== DATA FOR THIS EXERCISE ==
--*--

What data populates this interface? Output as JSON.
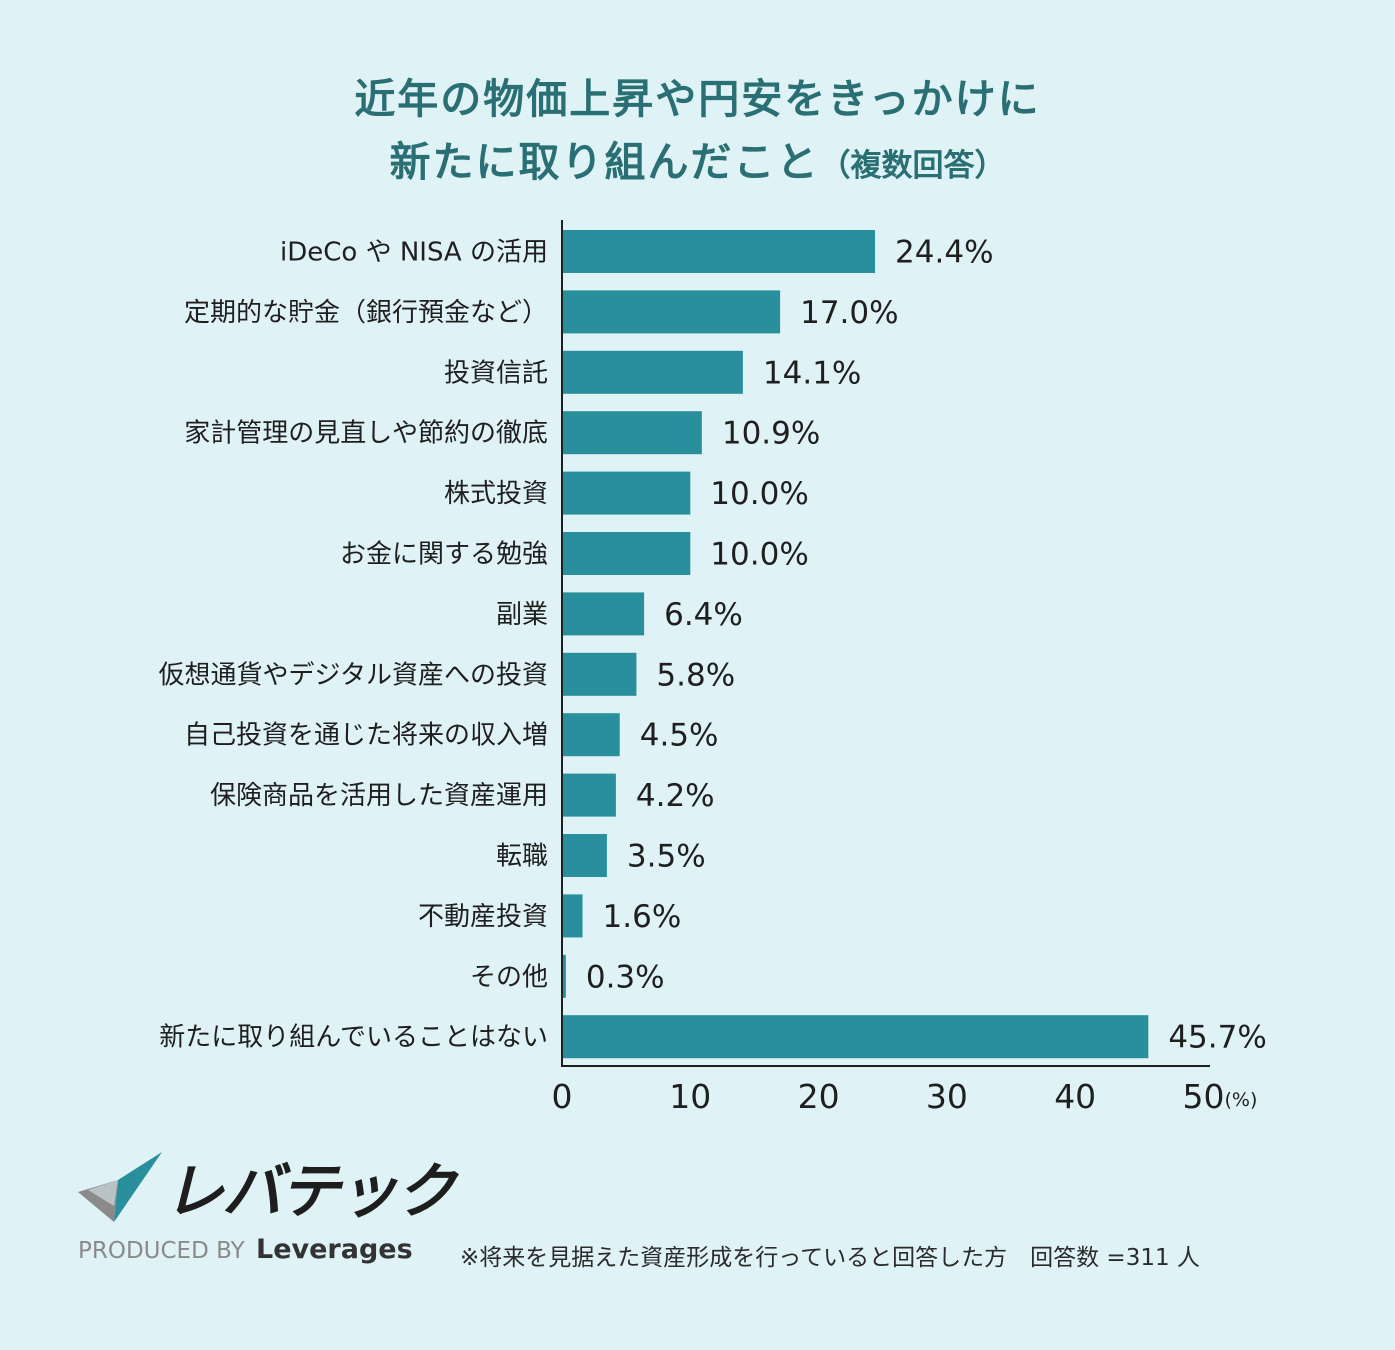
{
  "title": {
    "line1": "近年の物価上昇や円安をきっかけに",
    "line2": "新たに取り組んだこと",
    "line2_suffix": "（複数回答）"
  },
  "chart_data": {
    "type": "bar",
    "orientation": "horizontal",
    "title": "近年の物価上昇や円安をきっかけに新たに取り組んだこと（複数回答）",
    "categories": [
      "iDeCo や NISA の活用",
      "定期的な貯金（銀行預金など）",
      "投資信託",
      "家計管理の見直しや節約の徹底",
      "株式投資",
      "お金に関する勉強",
      "副業",
      "仮想通貨やデジタル資産への投資",
      "自己投資を通じた将来の収入増",
      "保険商品を活用した資産運用",
      "転職",
      "不動産投資",
      "その他",
      "新たに取り組んでいることはない"
    ],
    "values": [
      24.4,
      17.0,
      14.1,
      10.9,
      10.0,
      10.0,
      6.4,
      5.8,
      4.5,
      4.2,
      3.5,
      1.6,
      0.3,
      45.7
    ],
    "value_labels": [
      "24.4%",
      "17.0%",
      "14.1%",
      "10.9%",
      "10.0%",
      "10.0%",
      "6.4%",
      "5.8%",
      "4.5%",
      "4.2%",
      "3.5%",
      "1.6%",
      "0.3%",
      "45.7%"
    ],
    "xlim": [
      0,
      50
    ],
    "xticks": [
      "0",
      "10",
      "20",
      "30",
      "40",
      "50"
    ],
    "xunit": "(%)",
    "bar_color": "#2a8f9c",
    "grid": false
  },
  "logo": {
    "name": "レバテック",
    "produced_by": "PRODUCED BY",
    "brand": "Leverages",
    "colors": {
      "teal": "#2a8f9c",
      "gray": "#8a8a8a",
      "dark": "#333333"
    }
  },
  "footer_note": "※将来を見据えた資産形成を行っていると回答した方　回答数 =311 人"
}
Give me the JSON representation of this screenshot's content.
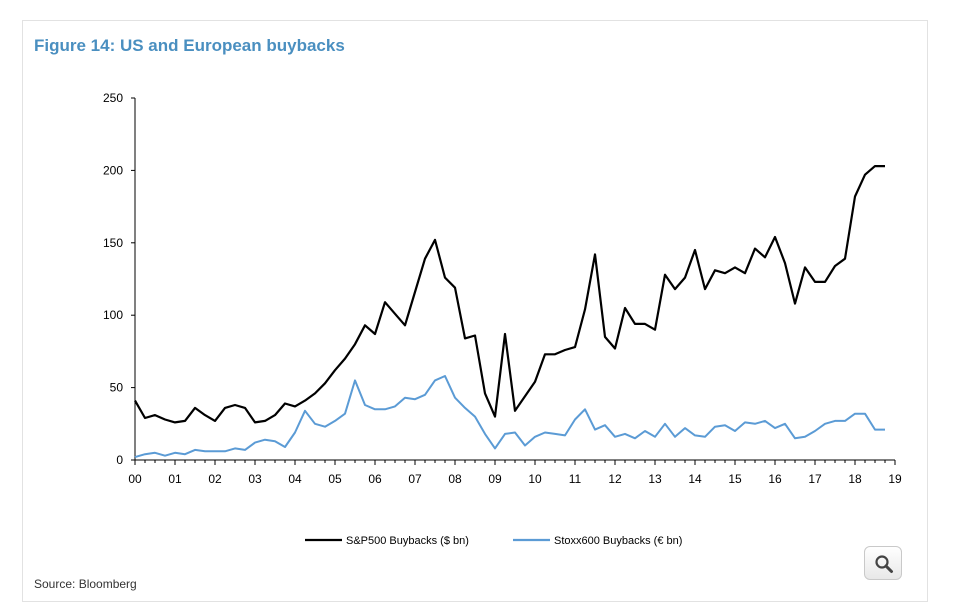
{
  "title": "Figure 14: US and European buybacks",
  "source": "Source: Bloomberg",
  "icons": {
    "zoom": "magnifier-icon"
  },
  "colors": {
    "title": "#4a8fc0",
    "sp500": "#000000",
    "stoxx": "#5b9bd5"
  },
  "chart_data": {
    "type": "line",
    "title": "Figure 14: US and European buybacks",
    "xlabel": "",
    "ylabel": "",
    "ylim": [
      0,
      250
    ],
    "yticks": [
      0,
      50,
      100,
      150,
      200,
      250
    ],
    "xlim": [
      2000,
      2019
    ],
    "xticks": [
      "00",
      "01",
      "02",
      "03",
      "04",
      "05",
      "06",
      "07",
      "08",
      "09",
      "10",
      "11",
      "12",
      "13",
      "14",
      "15",
      "16",
      "17",
      "18",
      "19"
    ],
    "legend": "bottom-center",
    "grid": false,
    "series": [
      {
        "name": "S&P500 Buybacks ($ bn)",
        "color": "#000000",
        "x": [
          2000.0,
          2000.25,
          2000.5,
          2000.75,
          2001.0,
          2001.25,
          2001.5,
          2001.75,
          2002.0,
          2002.25,
          2002.5,
          2002.75,
          2003.0,
          2003.25,
          2003.5,
          2003.75,
          2004.0,
          2004.25,
          2004.5,
          2004.75,
          2005.0,
          2005.25,
          2005.5,
          2005.75,
          2006.0,
          2006.25,
          2006.5,
          2006.75,
          2007.0,
          2007.25,
          2007.5,
          2007.75,
          2008.0,
          2008.25,
          2008.5,
          2008.75,
          2009.0,
          2009.25,
          2009.5,
          2009.75,
          2010.0,
          2010.25,
          2010.5,
          2010.75,
          2011.0,
          2011.25,
          2011.5,
          2011.75,
          2012.0,
          2012.25,
          2012.5,
          2012.75,
          2013.0,
          2013.25,
          2013.5,
          2013.75,
          2014.0,
          2014.25,
          2014.5,
          2014.75,
          2015.0,
          2015.25,
          2015.5,
          2015.75,
          2016.0,
          2016.25,
          2016.5,
          2016.75,
          2017.0,
          2017.25,
          2017.5,
          2017.75,
          2018.0,
          2018.25,
          2018.5,
          2018.75
        ],
        "values": [
          41,
          29,
          31,
          28,
          26,
          27,
          36,
          31,
          27,
          36,
          38,
          36,
          26,
          27,
          31,
          39,
          37,
          41,
          46,
          53,
          62,
          70,
          80,
          93,
          87,
          109,
          101,
          93,
          116,
          139,
          152,
          126,
          119,
          84,
          86,
          46,
          30,
          87,
          34,
          44,
          54,
          73,
          73,
          76,
          78,
          104,
          142,
          85,
          77,
          105,
          94,
          94,
          90,
          128,
          118,
          126,
          145,
          118,
          131,
          129,
          133,
          129,
          146,
          140,
          154,
          136,
          108,
          133,
          123,
          123,
          134,
          139,
          182,
          197,
          203,
          203
        ]
      },
      {
        "name": "Stoxx600 Buybacks (€ bn)",
        "color": "#5b9bd5",
        "x": [
          2000.0,
          2000.25,
          2000.5,
          2000.75,
          2001.0,
          2001.25,
          2001.5,
          2001.75,
          2002.0,
          2002.25,
          2002.5,
          2002.75,
          2003.0,
          2003.25,
          2003.5,
          2003.75,
          2004.0,
          2004.25,
          2004.5,
          2004.75,
          2005.0,
          2005.25,
          2005.5,
          2005.75,
          2006.0,
          2006.25,
          2006.5,
          2006.75,
          2007.0,
          2007.25,
          2007.5,
          2007.75,
          2008.0,
          2008.25,
          2008.5,
          2008.75,
          2009.0,
          2009.25,
          2009.5,
          2009.75,
          2010.0,
          2010.25,
          2010.5,
          2010.75,
          2011.0,
          2011.25,
          2011.5,
          2011.75,
          2012.0,
          2012.25,
          2012.5,
          2012.75,
          2013.0,
          2013.25,
          2013.5,
          2013.75,
          2014.0,
          2014.25,
          2014.5,
          2014.75,
          2015.0,
          2015.25,
          2015.5,
          2015.75,
          2016.0,
          2016.25,
          2016.5,
          2016.75,
          2017.0,
          2017.25,
          2017.5,
          2017.75,
          2018.0,
          2018.25,
          2018.5,
          2018.75
        ],
        "values": [
          2,
          4,
          5,
          3,
          5,
          4,
          7,
          6,
          6,
          6,
          8,
          7,
          12,
          14,
          13,
          9,
          19,
          34,
          25,
          23,
          27,
          32,
          55,
          38,
          35,
          35,
          37,
          43,
          42,
          45,
          55,
          58,
          43,
          36,
          30,
          18,
          8,
          18,
          19,
          10,
          16,
          19,
          18,
          17,
          28,
          35,
          21,
          24,
          16,
          18,
          15,
          20,
          16,
          25,
          16,
          22,
          17,
          16,
          23,
          24,
          20,
          26,
          25,
          27,
          22,
          25,
          15,
          16,
          20,
          25,
          27,
          27,
          32,
          32,
          21,
          21
        ]
      }
    ]
  }
}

--*--

== SHORT TASK ==
All of the material above is to be copied exactly, except for its images.

== REPLY ==
What data populates this interface? Output as JSON.
{
  "title": {
    "line1": "近年の物価上昇や円安をきっかけに",
    "line2": "新たに取り組んだこと",
    "line2_suffix": "（複数回答）"
  },
  "chart_data": {
    "type": "bar",
    "orientation": "horizontal",
    "title": "近年の物価上昇や円安をきっかけに新たに取り組んだこと（複数回答）",
    "categories": [
      "iDeCo や NISA の活用",
      "定期的な貯金（銀行預金など）",
      "投資信託",
      "家計管理の見直しや節約の徹底",
      "株式投資",
      "お金に関する勉強",
      "副業",
      "仮想通貨やデジタル資産への投資",
      "自己投資を通じた将来の収入増",
      "保険商品を活用した資産運用",
      "転職",
      "不動産投資",
      "その他",
      "新たに取り組んでいることはない"
    ],
    "values": [
      24.4,
      17.0,
      14.1,
      10.9,
      10.0,
      10.0,
      6.4,
      5.8,
      4.5,
      4.2,
      3.5,
      1.6,
      0.3,
      45.7
    ],
    "value_labels": [
      "24.4%",
      "17.0%",
      "14.1%",
      "10.9%",
      "10.0%",
      "10.0%",
      "6.4%",
      "5.8%",
      "4.5%",
      "4.2%",
      "3.5%",
      "1.6%",
      "0.3%",
      "45.7%"
    ],
    "xlim": [
      0,
      50
    ],
    "xticks": [
      "0",
      "10",
      "20",
      "30",
      "40",
      "50"
    ],
    "xunit": "(%)",
    "bar_color": "#2a8f9c",
    "grid": false
  },
  "logo": {
    "name": "レバテック",
    "produced_by": "PRODUCED BY",
    "brand": "Leverages",
    "colors": {
      "teal": "#2a8f9c",
      "gray": "#8a8a8a",
      "dark": "#333333"
    }
  },
  "footer_note": "※将来を見据えた資産形成を行っていると回答した方　回答数 =311 人"
}
Give me the JSON representation of this screenshot's content.
{
  "title": "Figure 14: US and European buybacks",
  "source": "Source: Bloomberg",
  "icons": {
    "zoom": "magnifier-icon"
  },
  "colors": {
    "title": "#4a8fc0",
    "sp500": "#000000",
    "stoxx": "#5b9bd5"
  },
  "chart_data": {
    "type": "line",
    "title": "Figure 14: US and European buybacks",
    "xlabel": "",
    "ylabel": "",
    "ylim": [
      0,
      250
    ],
    "yticks": [
      0,
      50,
      100,
      150,
      200,
      250
    ],
    "xlim": [
      2000,
      2019
    ],
    "xticks": [
      "00",
      "01",
      "02",
      "03",
      "04",
      "05",
      "06",
      "07",
      "08",
      "09",
      "10",
      "11",
      "12",
      "13",
      "14",
      "15",
      "16",
      "17",
      "18",
      "19"
    ],
    "legend": "bottom-center",
    "grid": false,
    "series": [
      {
        "name": "S&P500 Buybacks ($ bn)",
        "color": "#000000",
        "x": [
          2000.0,
          2000.25,
          2000.5,
          2000.75,
          2001.0,
          2001.25,
          2001.5,
          2001.75,
          2002.0,
          2002.25,
          2002.5,
          2002.75,
          2003.0,
          2003.25,
          2003.5,
          2003.75,
          2004.0,
          2004.25,
          2004.5,
          2004.75,
          2005.0,
          2005.25,
          2005.5,
          2005.75,
          2006.0,
          2006.25,
          2006.5,
          2006.75,
          2007.0,
          2007.25,
          2007.5,
          2007.75,
          2008.0,
          2008.25,
          2008.5,
          2008.75,
          2009.0,
          2009.25,
          2009.5,
          2009.75,
          2010.0,
          2010.25,
          2010.5,
          2010.75,
          2011.0,
          2011.25,
          2011.5,
          2011.75,
          2012.0,
          2012.25,
          2012.5,
          2012.75,
          2013.0,
          2013.25,
          2013.5,
          2013.75,
          2014.0,
          2014.25,
          2014.5,
          2014.75,
          2015.0,
          2015.25,
          2015.5,
          2015.75,
          2016.0,
          2016.25,
          2016.5,
          2016.75,
          2017.0,
          2017.25,
          2017.5,
          2017.75,
          2018.0,
          2018.25,
          2018.5,
          2018.75
        ],
        "values": [
          41,
          29,
          31,
          28,
          26,
          27,
          36,
          31,
          27,
          36,
          38,
          36,
          26,
          27,
          31,
          39,
          37,
          41,
          46,
          53,
          62,
          70,
          80,
          93,
          87,
          109,
          101,
          93,
          116,
          139,
          152,
          126,
          119,
          84,
          86,
          46,
          30,
          87,
          34,
          44,
          54,
          73,
          73,
          76,
          78,
          104,
          142,
          85,
          77,
          105,
          94,
          94,
          90,
          128,
          118,
          126,
          145,
          118,
          131,
          129,
          133,
          129,
          146,
          140,
          154,
          136,
          108,
          133,
          123,
          123,
          134,
          139,
          182,
          197,
          203,
          203
        ]
      },
      {
        "name": "Stoxx600 Buybacks (€ bn)",
        "color": "#5b9bd5",
        "x": [
          2000.0,
          2000.25,
          2000.5,
          2000.75,
          2001.0,
          2001.25,
          2001.5,
          2001.75,
          2002.0,
          2002.25,
          2002.5,
          2002.75,
          2003.0,
          2003.25,
          2003.5,
          2003.75,
          2004.0,
          2004.25,
          2004.5,
          2004.75,
          2005.0,
          2005.25,
          2005.5,
          2005.75,
          2006.0,
          2006.25,
          2006.5,
          2006.75,
          2007.0,
          2007.25,
          2007.5,
          2007.75,
          2008.0,
          2008.25,
          2008.5,
          2008.75,
          2009.0,
          2009.25,
          2009.5,
          2009.75,
          2010.0,
          2010.25,
          2010.5,
          2010.75,
          2011.0,
          2011.25,
          2011.5,
          2011.75,
          2012.0,
          2012.25,
          2012.5,
          2012.75,
          2013.0,
          2013.25,
          2013.5,
          2013.75,
          2014.0,
          2014.25,
          2014.5,
          2014.75,
          2015.0,
          2015.25,
          2015.5,
          2015.75,
          2016.0,
          2016.25,
          2016.5,
          2016.75,
          2017.0,
          2017.25,
          2017.5,
          2017.75,
          2018.0,
          2018.25,
          2018.5,
          2018.75
        ],
        "values": [
          2,
          4,
          5,
          3,
          5,
          4,
          7,
          6,
          6,
          6,
          8,
          7,
          12,
          14,
          13,
          9,
          19,
          34,
          25,
          23,
          27,
          32,
          55,
          38,
          35,
          35,
          37,
          43,
          42,
          45,
          55,
          58,
          43,
          36,
          30,
          18,
          8,
          18,
          19,
          10,
          16,
          19,
          18,
          17,
          28,
          35,
          21,
          24,
          16,
          18,
          15,
          20,
          16,
          25,
          16,
          22,
          17,
          16,
          23,
          24,
          20,
          26,
          25,
          27,
          22,
          25,
          15,
          16,
          20,
          25,
          27,
          27,
          32,
          32,
          21,
          21
        ]
      }
    ]
  }
}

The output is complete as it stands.